Write out all records as given; omit images.

--- start Extracted records ---

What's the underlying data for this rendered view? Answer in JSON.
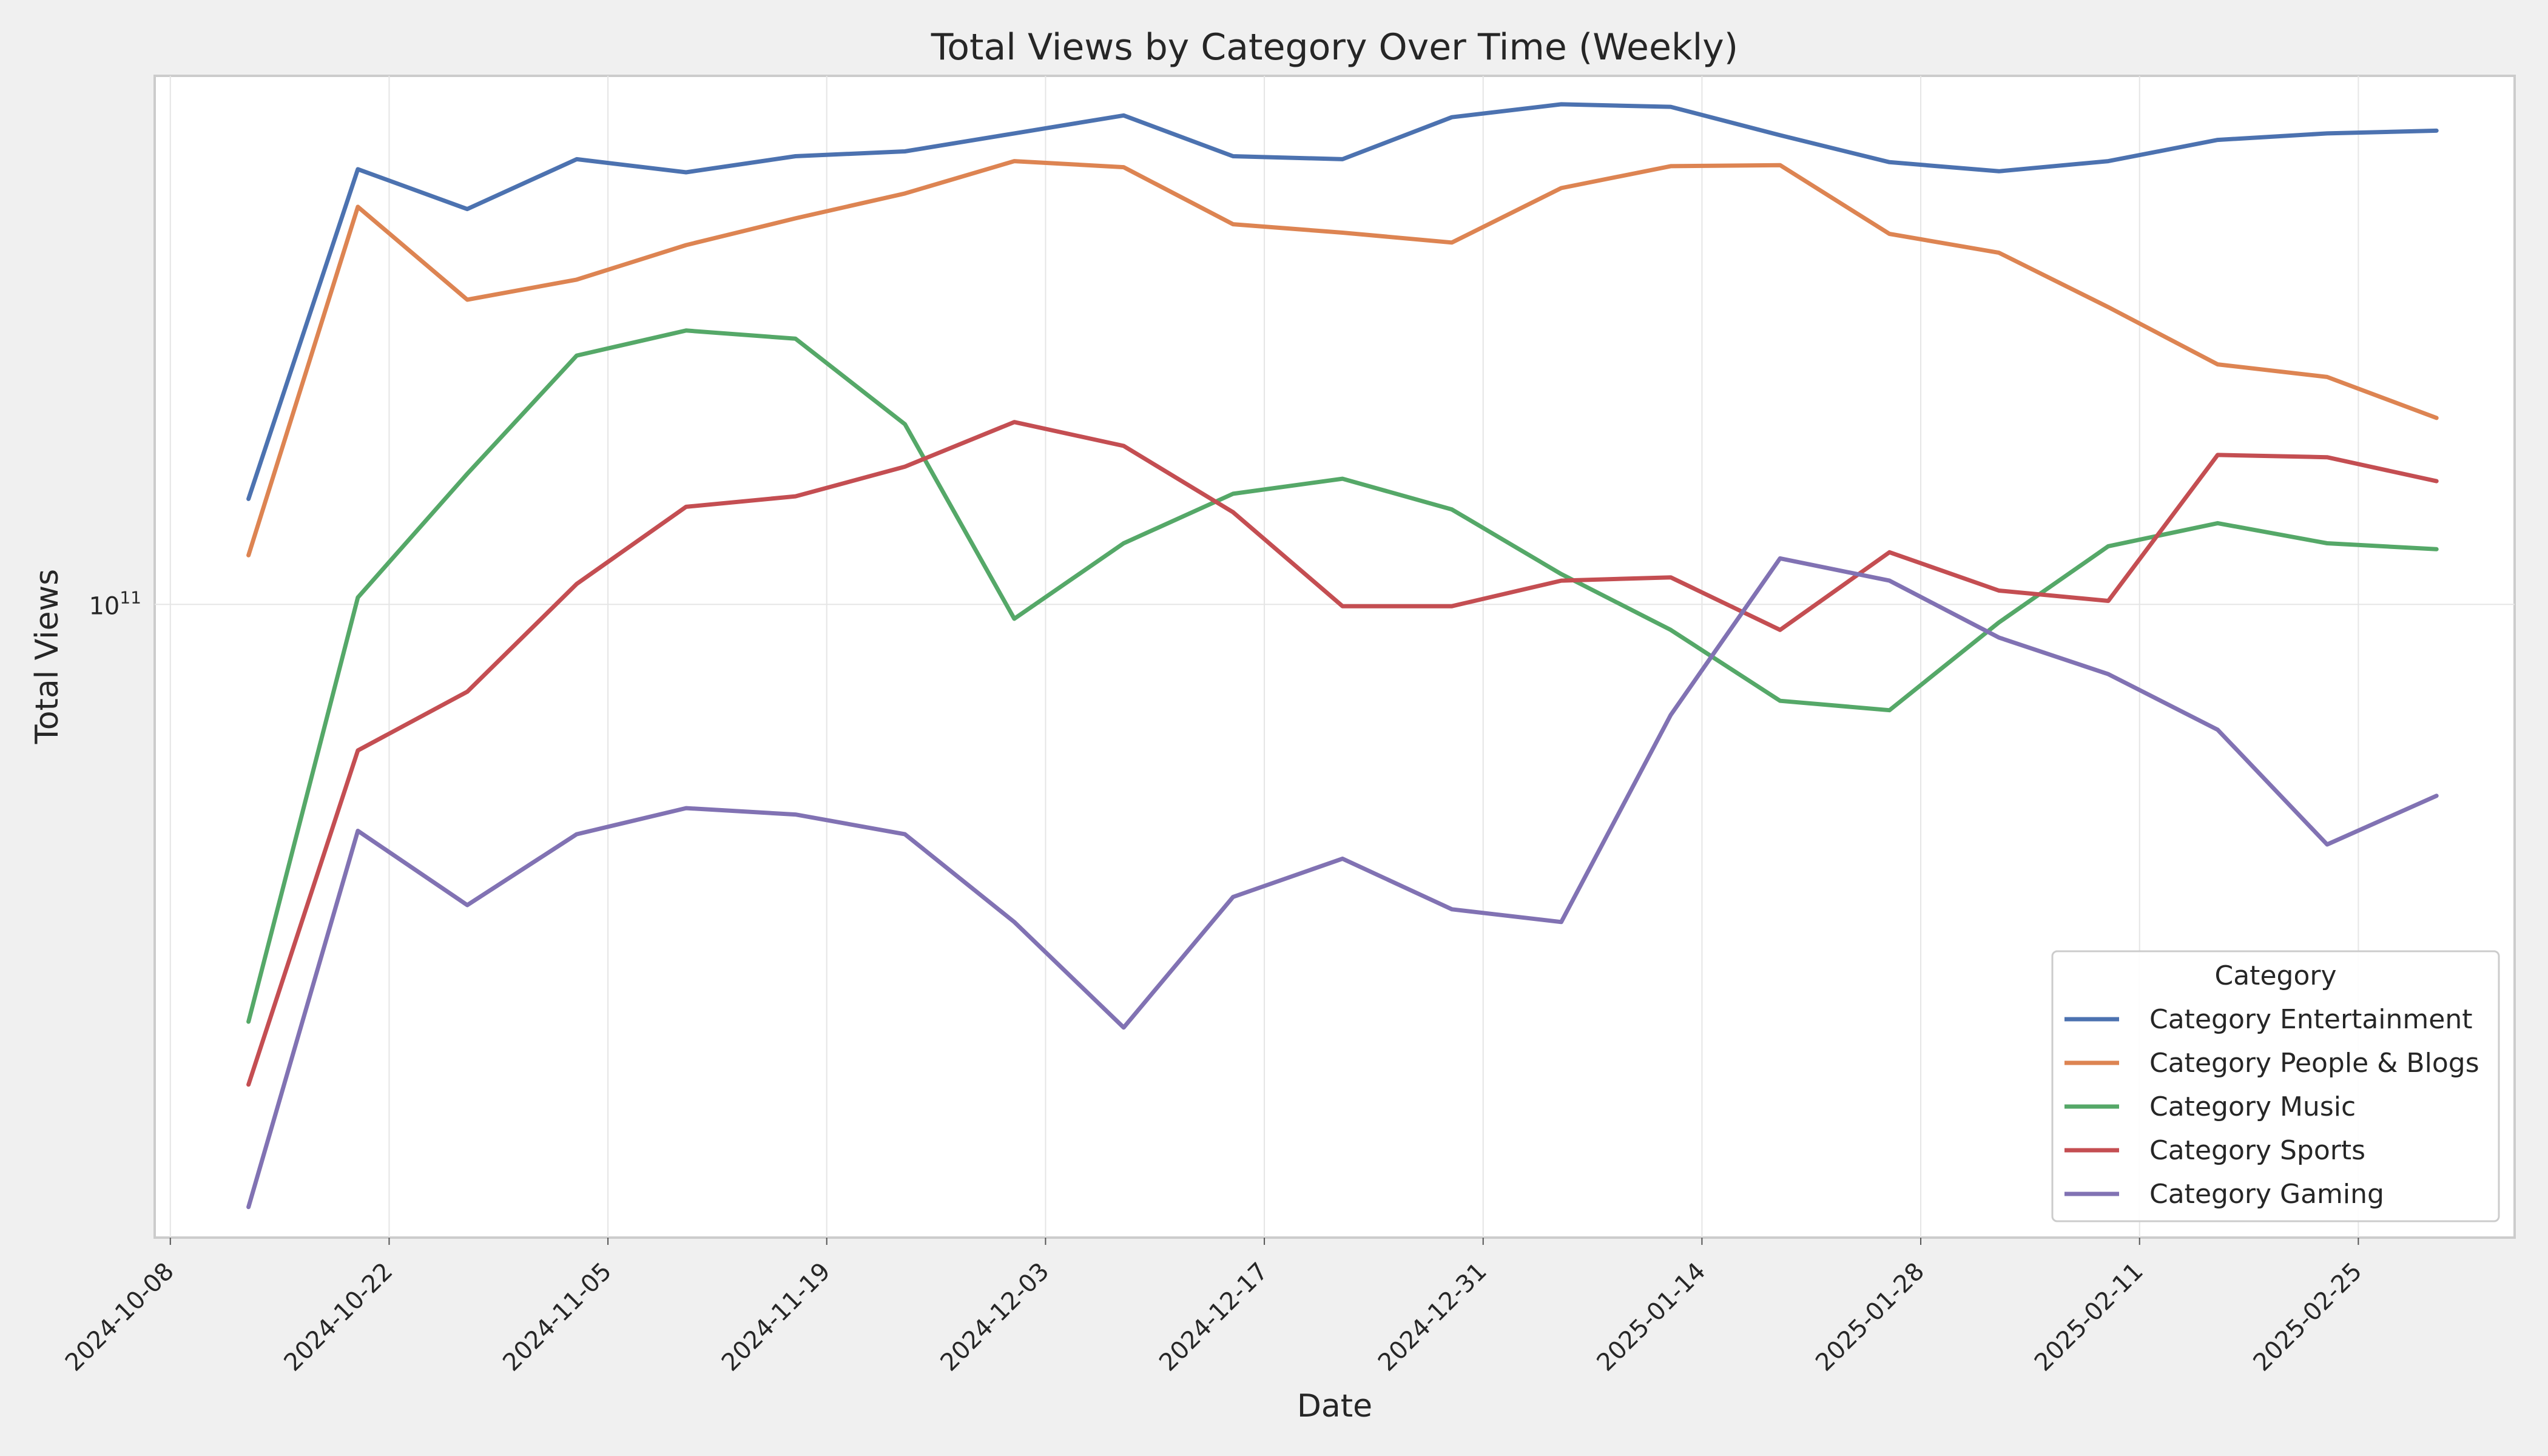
{
  "chart_data": {
    "type": "line",
    "title": "Total Views by Category Over Time (Weekly)",
    "xlabel": "Date",
    "ylabel": "Total Views",
    "yscale": "log",
    "ylim": [
      16500000000,
      450000000000
    ],
    "yticks": [
      {
        "value": 100000000000,
        "base": "10",
        "exp": "11"
      }
    ],
    "xlim": [
      "2024-10-07",
      "2025-03-07"
    ],
    "xticks": [
      "2024-10-08",
      "2024-10-22",
      "2024-11-05",
      "2024-11-19",
      "2024-12-03",
      "2024-12-17",
      "2024-12-31",
      "2025-01-14",
      "2025-01-28",
      "2025-02-11",
      "2025-02-25"
    ],
    "x": [
      "2024-10-13",
      "2024-10-20",
      "2024-10-27",
      "2024-11-03",
      "2024-11-10",
      "2024-11-17",
      "2024-11-24",
      "2024-12-01",
      "2024-12-08",
      "2024-12-15",
      "2024-12-22",
      "2024-12-29",
      "2025-01-05",
      "2025-01-12",
      "2025-01-19",
      "2025-01-26",
      "2025-02-02",
      "2025-02-09",
      "2025-02-16",
      "2025-02-23",
      "2025-03-02"
    ],
    "grid": true,
    "legend": {
      "title": "Category",
      "position": "lower-right"
    },
    "series": [
      {
        "name": "Category Entertainment",
        "color": "#4c72b0",
        "values": [
          135000000000.0,
          345000000000.0,
          308000000000.0,
          355000000000.0,
          342000000000.0,
          358000000000.0,
          363000000000.0,
          382000000000.0,
          402000000000.0,
          358000000000.0,
          355000000000.0,
          400000000000.0,
          415000000000.0,
          412000000000.0,
          380000000000.0,
          352000000000.0,
          343000000000.0,
          353000000000.0,
          375000000000.0,
          382000000000.0,
          385000000000.0
        ]
      },
      {
        "name": "Category People & Blogs",
        "color": "#dd8452",
        "values": [
          115000000000.0,
          310000000000.0,
          238000000000.0,
          252000000000.0,
          278000000000.0,
          300000000000.0,
          322000000000.0,
          353000000000.0,
          347000000000.0,
          295000000000.0,
          288000000000.0,
          280000000000.0,
          327000000000.0,
          348000000000.0,
          349000000000.0,
          287000000000.0,
          272000000000.0,
          233000000000.0,
          198000000000.0,
          191000000000.0,
          170000000000.0
        ]
      },
      {
        "name": "Category Music",
        "color": "#55a868",
        "values": [
          30500000000.0,
          102000000000.0,
          145000000000.0,
          203000000000.0,
          218000000000.0,
          213000000000.0,
          167000000000.0,
          96000000000.0,
          119000000000.0,
          137000000000.0,
          143000000000.0,
          131000000000.0,
          109000000000.0,
          93000000000.0,
          76000000000.0,
          74000000000.0,
          95000000000.0,
          118000000000.0,
          126000000000.0,
          119000000000.0,
          117000000000.0
        ]
      },
      {
        "name": "Category Sports",
        "color": "#c44e52",
        "values": [
          25500000000.0,
          66000000000.0,
          78000000000.0,
          106000000000.0,
          132000000000.0,
          136000000000.0,
          148000000000.0,
          168000000000.0,
          157000000000.0,
          130000000000.0,
          99500000000.0,
          99500000000.0,
          107000000000.0,
          108000000000.0,
          93000000000.0,
          116000000000.0,
          104000000000.0,
          101000000000.0,
          153000000000.0,
          152000000000.0,
          142000000000.0
        ]
      },
      {
        "name": "Category Gaming",
        "color": "#8172b3",
        "values": [
          18000000000.0,
          52500000000.0,
          42500000000.0,
          52000000000.0,
          56000000000.0,
          55000000000.0,
          52000000000.0,
          40500000000.0,
          30000000000.0,
          43500000000.0,
          48500000000.0,
          42000000000.0,
          40500000000.0,
          73000000000.0,
          114000000000.0,
          107000000000.0,
          91000000000.0,
          82000000000.0,
          70000000000.0,
          50500000000.0,
          58000000000.0
        ]
      }
    ]
  }
}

--- end Extracted records ---

Result of this task:
What's the underlying data for this rendered view? Answer in JSON.
{
  "chart_data": {
    "type": "line",
    "title": "Total Views by Category Over Time (Weekly)",
    "xlabel": "Date",
    "ylabel": "Total Views",
    "yscale": "log",
    "ylim": [
      16500000000,
      450000000000
    ],
    "yticks": [
      {
        "value": 100000000000,
        "base": "10",
        "exp": "11"
      }
    ],
    "xlim": [
      "2024-10-07",
      "2025-03-07"
    ],
    "xticks": [
      "2024-10-08",
      "2024-10-22",
      "2024-11-05",
      "2024-11-19",
      "2024-12-03",
      "2024-12-17",
      "2024-12-31",
      "2025-01-14",
      "2025-01-28",
      "2025-02-11",
      "2025-02-25"
    ],
    "x": [
      "2024-10-13",
      "2024-10-20",
      "2024-10-27",
      "2024-11-03",
      "2024-11-10",
      "2024-11-17",
      "2024-11-24",
      "2024-12-01",
      "2024-12-08",
      "2024-12-15",
      "2024-12-22",
      "2024-12-29",
      "2025-01-05",
      "2025-01-12",
      "2025-01-19",
      "2025-01-26",
      "2025-02-02",
      "2025-02-09",
      "2025-02-16",
      "2025-02-23",
      "2025-03-02"
    ],
    "grid": true,
    "legend": {
      "title": "Category",
      "position": "lower-right"
    },
    "series": [
      {
        "name": "Category Entertainment",
        "color": "#4c72b0",
        "values": [
          135000000000.0,
          345000000000.0,
          308000000000.0,
          355000000000.0,
          342000000000.0,
          358000000000.0,
          363000000000.0,
          382000000000.0,
          402000000000.0,
          358000000000.0,
          355000000000.0,
          400000000000.0,
          415000000000.0,
          412000000000.0,
          380000000000.0,
          352000000000.0,
          343000000000.0,
          353000000000.0,
          375000000000.0,
          382000000000.0,
          385000000000.0
        ]
      },
      {
        "name": "Category People & Blogs",
        "color": "#dd8452",
        "values": [
          115000000000.0,
          310000000000.0,
          238000000000.0,
          252000000000.0,
          278000000000.0,
          300000000000.0,
          322000000000.0,
          353000000000.0,
          347000000000.0,
          295000000000.0,
          288000000000.0,
          280000000000.0,
          327000000000.0,
          348000000000.0,
          349000000000.0,
          287000000000.0,
          272000000000.0,
          233000000000.0,
          198000000000.0,
          191000000000.0,
          170000000000.0
        ]
      },
      {
        "name": "Category Music",
        "color": "#55a868",
        "values": [
          30500000000.0,
          102000000000.0,
          145000000000.0,
          203000000000.0,
          218000000000.0,
          213000000000.0,
          167000000000.0,
          96000000000.0,
          119000000000.0,
          137000000000.0,
          143000000000.0,
          131000000000.0,
          109000000000.0,
          93000000000.0,
          76000000000.0,
          74000000000.0,
          95000000000.0,
          118000000000.0,
          126000000000.0,
          119000000000.0,
          117000000000.0
        ]
      },
      {
        "name": "Category Sports",
        "color": "#c44e52",
        "values": [
          25500000000.0,
          66000000000.0,
          78000000000.0,
          106000000000.0,
          132000000000.0,
          136000000000.0,
          148000000000.0,
          168000000000.0,
          157000000000.0,
          130000000000.0,
          99500000000.0,
          99500000000.0,
          107000000000.0,
          108000000000.0,
          93000000000.0,
          116000000000.0,
          104000000000.0,
          101000000000.0,
          153000000000.0,
          152000000000.0,
          142000000000.0
        ]
      },
      {
        "name": "Category Gaming",
        "color": "#8172b3",
        "values": [
          18000000000.0,
          52500000000.0,
          42500000000.0,
          52000000000.0,
          56000000000.0,
          55000000000.0,
          52000000000.0,
          40500000000.0,
          30000000000.0,
          43500000000.0,
          48500000000.0,
          42000000000.0,
          40500000000.0,
          73000000000.0,
          114000000000.0,
          107000000000.0,
          91000000000.0,
          82000000000.0,
          70000000000.0,
          50500000000.0,
          58000000000.0
        ]
      }
    ]
  }
}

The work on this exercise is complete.